=== DIRECTIONS ===
Go through the entries one line at a time, and gather every line that has the word "Crude".

Figure content listings
───

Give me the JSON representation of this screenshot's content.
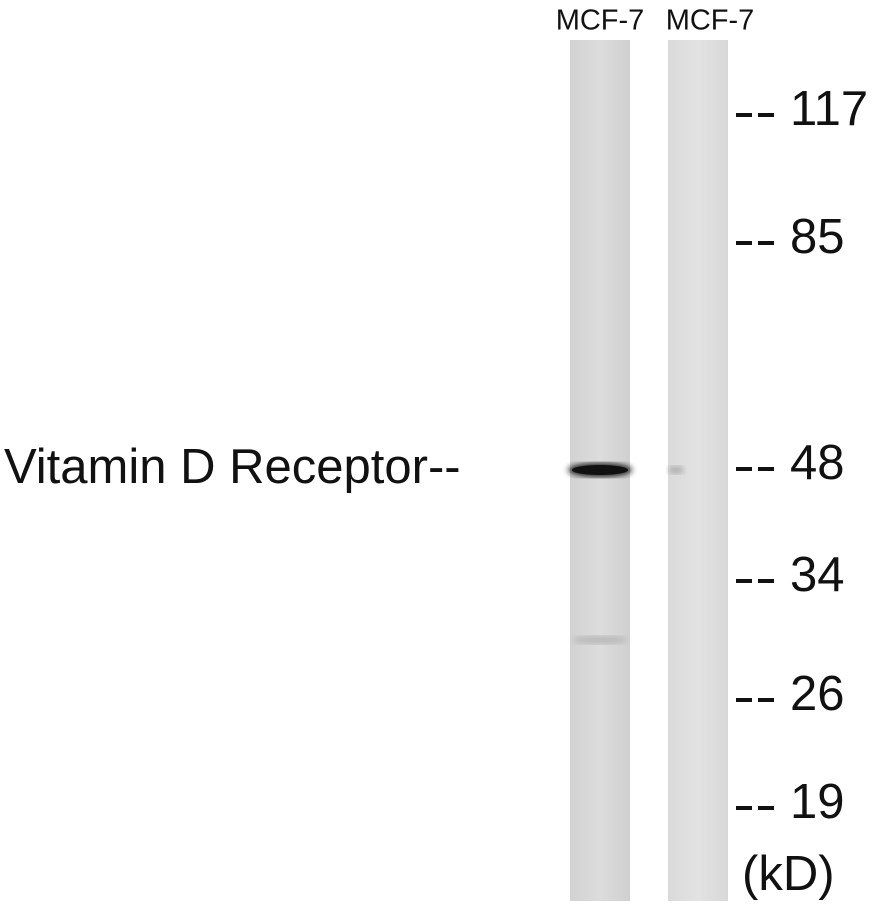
{
  "lanes": [
    {
      "label": "MCF-7"
    },
    {
      "label": "MCF-7"
    }
  ],
  "protein_label": "Vitamin D Receptor--",
  "markers": [
    "117",
    "85",
    "48",
    "34",
    "26",
    "19"
  ],
  "unit": "(kD)"
}
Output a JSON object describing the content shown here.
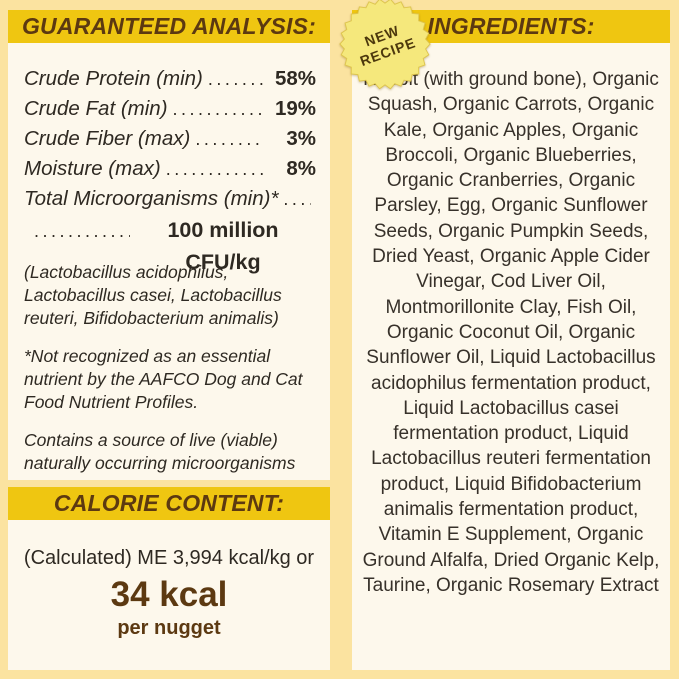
{
  "colors": {
    "outer_background": "#fbe3a0",
    "panel_background": "#fdf8ec",
    "header_bar_yellow": "#efc611",
    "header_text_brown": "#5c3911",
    "body_text": "#2e2922",
    "badge_fill": "#f5e87c",
    "badge_text": "#4c380d"
  },
  "leader": "......................................",
  "guaranteed_analysis": {
    "title": "GUARANTEED ANALYSIS:",
    "rows": [
      {
        "label": "Crude Protein (min)",
        "value": "58%"
      },
      {
        "label": "Crude Fat (min)",
        "value": "19%"
      },
      {
        "label": "Crude Fiber (max)",
        "value": "3%"
      },
      {
        "label": "Moisture (max)",
        "value": "8%"
      },
      {
        "label": "Total Microorganisms (min)*",
        "value": ""
      }
    ],
    "cfu_value": "100 million CFU/kg",
    "organisms_note": "(Lactobacillus acidophilus, Lactobacillus casei, Lactobacillus reuteri, Bifidobacterium animalis)",
    "aafco_note": "*Not recognized as an essential nutrient by the AAFCO Dog and Cat Food Nutrient Profiles.",
    "live_note": "Contains a source of live (viable) naturally occurring microorganisms"
  },
  "calorie_content": {
    "title": "CALORIE CONTENT:",
    "line1": "(Calculated) ME 3,994 kcal/kg or",
    "kcal": "34 kcal",
    "per": "per nugget"
  },
  "ingredients_panel": {
    "title": "INGREDIENTS:",
    "badge_line1": "NEW",
    "badge_line2": "RECIPE",
    "ingredients": "Rabbit (with ground bone), Organic Squash, Organic Carrots, Organic Kale, Organic Apples, Organic Broccoli, Organic Blueberries, Organic Cranberries, Organic Parsley, Egg, Organic Sunflower Seeds, Organic Pumpkin Seeds, Dried Yeast, Organic Apple Cider Vinegar, Cod Liver Oil, Montmorillonite Clay, Fish Oil, Organic Coconut Oil, Organic Sunflower Oil, Liquid Lactobacillus acidophilus fermentation product, Liquid Lactobacillus casei fermentation product, Liquid Lactobacillus reuteri fermentation product, Liquid Bifidobacterium animalis fermentation product, Vitamin E Supplement, Organic Ground Alfalfa, Dried Organic Kelp, Taurine, Organic Rosemary Extract"
  }
}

───

=== WRITTEN REPLY ===
        "label": "Crude Protein (min)",
        "label": "Crude Fat (min)",
        "label": "Crude Fiber (max)",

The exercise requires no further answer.